** START OF Material for the task **
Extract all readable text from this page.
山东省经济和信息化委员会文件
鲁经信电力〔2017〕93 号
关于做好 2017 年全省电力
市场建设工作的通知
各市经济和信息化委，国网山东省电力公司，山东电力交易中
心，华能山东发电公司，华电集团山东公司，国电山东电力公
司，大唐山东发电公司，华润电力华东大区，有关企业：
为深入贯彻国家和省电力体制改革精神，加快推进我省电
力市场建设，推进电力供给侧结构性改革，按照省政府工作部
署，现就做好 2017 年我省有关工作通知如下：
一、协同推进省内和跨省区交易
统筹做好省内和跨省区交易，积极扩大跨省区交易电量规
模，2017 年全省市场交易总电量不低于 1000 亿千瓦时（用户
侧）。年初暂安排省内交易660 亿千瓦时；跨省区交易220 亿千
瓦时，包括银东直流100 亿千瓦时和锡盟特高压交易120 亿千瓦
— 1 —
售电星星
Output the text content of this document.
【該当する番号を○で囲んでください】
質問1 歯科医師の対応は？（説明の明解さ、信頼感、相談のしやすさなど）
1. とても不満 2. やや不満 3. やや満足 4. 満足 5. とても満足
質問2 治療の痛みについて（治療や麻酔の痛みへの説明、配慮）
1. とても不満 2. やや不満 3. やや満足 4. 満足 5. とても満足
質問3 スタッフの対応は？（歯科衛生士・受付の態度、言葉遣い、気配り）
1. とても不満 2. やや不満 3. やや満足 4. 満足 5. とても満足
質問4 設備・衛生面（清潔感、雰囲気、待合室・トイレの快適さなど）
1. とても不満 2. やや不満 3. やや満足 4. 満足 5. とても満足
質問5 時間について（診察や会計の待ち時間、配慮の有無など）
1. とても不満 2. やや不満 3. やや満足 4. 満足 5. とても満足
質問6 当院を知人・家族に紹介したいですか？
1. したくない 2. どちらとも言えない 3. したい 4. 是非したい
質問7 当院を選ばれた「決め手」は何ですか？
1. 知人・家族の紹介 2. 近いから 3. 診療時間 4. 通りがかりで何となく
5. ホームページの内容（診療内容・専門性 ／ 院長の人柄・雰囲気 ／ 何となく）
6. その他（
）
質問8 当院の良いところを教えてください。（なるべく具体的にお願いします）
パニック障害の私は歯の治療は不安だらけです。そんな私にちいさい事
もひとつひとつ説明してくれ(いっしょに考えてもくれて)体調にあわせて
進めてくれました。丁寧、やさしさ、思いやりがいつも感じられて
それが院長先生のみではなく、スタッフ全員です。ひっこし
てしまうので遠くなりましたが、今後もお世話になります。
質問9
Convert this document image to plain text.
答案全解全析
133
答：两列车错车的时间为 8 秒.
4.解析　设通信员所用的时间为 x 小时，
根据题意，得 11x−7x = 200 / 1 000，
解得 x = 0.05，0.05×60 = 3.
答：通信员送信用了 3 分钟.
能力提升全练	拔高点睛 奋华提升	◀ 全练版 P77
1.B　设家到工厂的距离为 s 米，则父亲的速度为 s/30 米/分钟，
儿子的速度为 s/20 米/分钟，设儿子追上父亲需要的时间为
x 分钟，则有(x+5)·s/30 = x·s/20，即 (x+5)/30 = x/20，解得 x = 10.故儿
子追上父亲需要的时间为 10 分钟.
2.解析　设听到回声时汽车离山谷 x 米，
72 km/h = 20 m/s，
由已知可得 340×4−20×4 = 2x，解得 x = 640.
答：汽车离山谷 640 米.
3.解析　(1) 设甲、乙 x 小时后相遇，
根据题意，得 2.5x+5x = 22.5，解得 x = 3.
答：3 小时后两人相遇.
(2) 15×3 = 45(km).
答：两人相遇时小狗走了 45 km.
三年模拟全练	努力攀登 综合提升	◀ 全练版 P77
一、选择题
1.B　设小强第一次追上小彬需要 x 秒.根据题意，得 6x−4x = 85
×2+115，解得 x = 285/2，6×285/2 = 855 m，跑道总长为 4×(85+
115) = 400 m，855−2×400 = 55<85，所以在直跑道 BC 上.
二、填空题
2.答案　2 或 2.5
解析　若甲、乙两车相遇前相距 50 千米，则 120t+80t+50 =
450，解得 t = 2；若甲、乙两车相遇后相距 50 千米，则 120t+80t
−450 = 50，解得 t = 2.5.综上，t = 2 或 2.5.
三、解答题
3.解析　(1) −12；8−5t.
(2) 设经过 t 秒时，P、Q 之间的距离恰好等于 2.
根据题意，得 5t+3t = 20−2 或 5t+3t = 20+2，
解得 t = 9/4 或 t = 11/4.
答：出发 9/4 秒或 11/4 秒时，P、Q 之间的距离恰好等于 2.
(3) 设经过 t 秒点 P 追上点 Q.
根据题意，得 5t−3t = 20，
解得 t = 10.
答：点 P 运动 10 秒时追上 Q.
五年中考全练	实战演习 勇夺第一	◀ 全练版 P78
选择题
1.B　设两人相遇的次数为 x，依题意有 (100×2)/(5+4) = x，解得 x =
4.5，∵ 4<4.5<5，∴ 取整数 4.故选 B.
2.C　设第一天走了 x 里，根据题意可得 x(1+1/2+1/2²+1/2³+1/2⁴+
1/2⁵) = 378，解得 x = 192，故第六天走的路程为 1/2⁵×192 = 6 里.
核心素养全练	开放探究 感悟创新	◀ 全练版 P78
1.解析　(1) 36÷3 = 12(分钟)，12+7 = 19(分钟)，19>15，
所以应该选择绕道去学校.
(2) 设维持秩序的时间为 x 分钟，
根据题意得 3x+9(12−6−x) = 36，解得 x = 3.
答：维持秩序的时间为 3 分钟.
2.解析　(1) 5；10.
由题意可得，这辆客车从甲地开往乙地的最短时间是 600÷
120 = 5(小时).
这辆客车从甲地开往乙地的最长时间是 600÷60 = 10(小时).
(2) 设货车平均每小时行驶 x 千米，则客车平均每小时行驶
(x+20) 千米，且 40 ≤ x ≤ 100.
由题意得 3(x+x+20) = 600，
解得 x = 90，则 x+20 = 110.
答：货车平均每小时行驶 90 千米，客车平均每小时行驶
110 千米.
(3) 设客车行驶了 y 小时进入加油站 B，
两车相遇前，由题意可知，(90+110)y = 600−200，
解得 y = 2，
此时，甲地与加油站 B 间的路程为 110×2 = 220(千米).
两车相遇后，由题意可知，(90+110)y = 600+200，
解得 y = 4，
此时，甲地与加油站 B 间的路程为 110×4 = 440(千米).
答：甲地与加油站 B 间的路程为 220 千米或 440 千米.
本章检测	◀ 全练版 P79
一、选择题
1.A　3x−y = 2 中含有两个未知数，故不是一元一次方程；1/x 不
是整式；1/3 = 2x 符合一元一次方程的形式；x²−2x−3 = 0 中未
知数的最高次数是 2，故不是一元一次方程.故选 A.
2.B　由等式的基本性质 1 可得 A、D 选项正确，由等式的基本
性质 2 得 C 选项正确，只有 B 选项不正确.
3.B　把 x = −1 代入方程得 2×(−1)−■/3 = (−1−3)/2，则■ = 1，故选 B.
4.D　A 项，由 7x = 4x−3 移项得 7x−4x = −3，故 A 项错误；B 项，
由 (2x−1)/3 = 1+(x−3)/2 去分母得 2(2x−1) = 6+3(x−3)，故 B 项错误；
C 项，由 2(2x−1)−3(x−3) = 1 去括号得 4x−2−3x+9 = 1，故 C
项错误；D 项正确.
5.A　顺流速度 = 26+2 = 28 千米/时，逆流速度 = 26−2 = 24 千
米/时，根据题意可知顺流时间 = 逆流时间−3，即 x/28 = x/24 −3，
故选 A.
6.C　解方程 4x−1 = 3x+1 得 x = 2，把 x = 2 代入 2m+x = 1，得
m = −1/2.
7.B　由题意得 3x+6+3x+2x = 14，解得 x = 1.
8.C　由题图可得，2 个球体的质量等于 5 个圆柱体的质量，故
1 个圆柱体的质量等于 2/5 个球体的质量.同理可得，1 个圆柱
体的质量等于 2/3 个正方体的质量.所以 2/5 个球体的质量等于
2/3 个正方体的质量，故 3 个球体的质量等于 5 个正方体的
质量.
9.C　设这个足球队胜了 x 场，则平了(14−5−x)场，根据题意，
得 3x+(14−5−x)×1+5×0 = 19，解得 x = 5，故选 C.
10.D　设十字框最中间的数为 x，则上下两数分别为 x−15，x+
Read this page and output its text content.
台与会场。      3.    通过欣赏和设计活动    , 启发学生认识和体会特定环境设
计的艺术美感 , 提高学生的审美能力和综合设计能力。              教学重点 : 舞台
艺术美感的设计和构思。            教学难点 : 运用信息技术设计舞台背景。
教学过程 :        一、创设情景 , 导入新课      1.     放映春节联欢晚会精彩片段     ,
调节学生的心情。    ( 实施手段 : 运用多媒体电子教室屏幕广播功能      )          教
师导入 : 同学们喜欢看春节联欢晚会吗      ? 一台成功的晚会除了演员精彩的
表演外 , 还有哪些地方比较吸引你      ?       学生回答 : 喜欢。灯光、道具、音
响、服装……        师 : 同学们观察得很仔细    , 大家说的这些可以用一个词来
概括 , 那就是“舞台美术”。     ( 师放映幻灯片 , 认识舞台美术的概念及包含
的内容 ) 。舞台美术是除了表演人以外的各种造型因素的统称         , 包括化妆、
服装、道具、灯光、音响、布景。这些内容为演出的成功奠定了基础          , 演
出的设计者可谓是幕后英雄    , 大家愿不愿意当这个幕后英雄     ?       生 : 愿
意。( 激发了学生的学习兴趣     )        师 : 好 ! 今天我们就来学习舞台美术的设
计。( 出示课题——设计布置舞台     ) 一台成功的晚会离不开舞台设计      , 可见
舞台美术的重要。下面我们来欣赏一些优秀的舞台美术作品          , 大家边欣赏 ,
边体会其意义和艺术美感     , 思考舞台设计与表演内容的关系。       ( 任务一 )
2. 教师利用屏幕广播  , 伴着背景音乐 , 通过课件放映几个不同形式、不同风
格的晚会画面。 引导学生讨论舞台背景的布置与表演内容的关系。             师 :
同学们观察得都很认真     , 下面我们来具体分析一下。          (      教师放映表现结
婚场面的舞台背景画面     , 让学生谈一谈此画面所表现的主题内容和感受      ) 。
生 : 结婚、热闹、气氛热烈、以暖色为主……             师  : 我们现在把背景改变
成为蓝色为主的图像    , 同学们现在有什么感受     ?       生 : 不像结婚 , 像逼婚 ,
** END OF Material for the task **
Written exercise —
What is the number of lines in the data holding the word "选项正确"? Reply with that number only.

Solution for this task —
2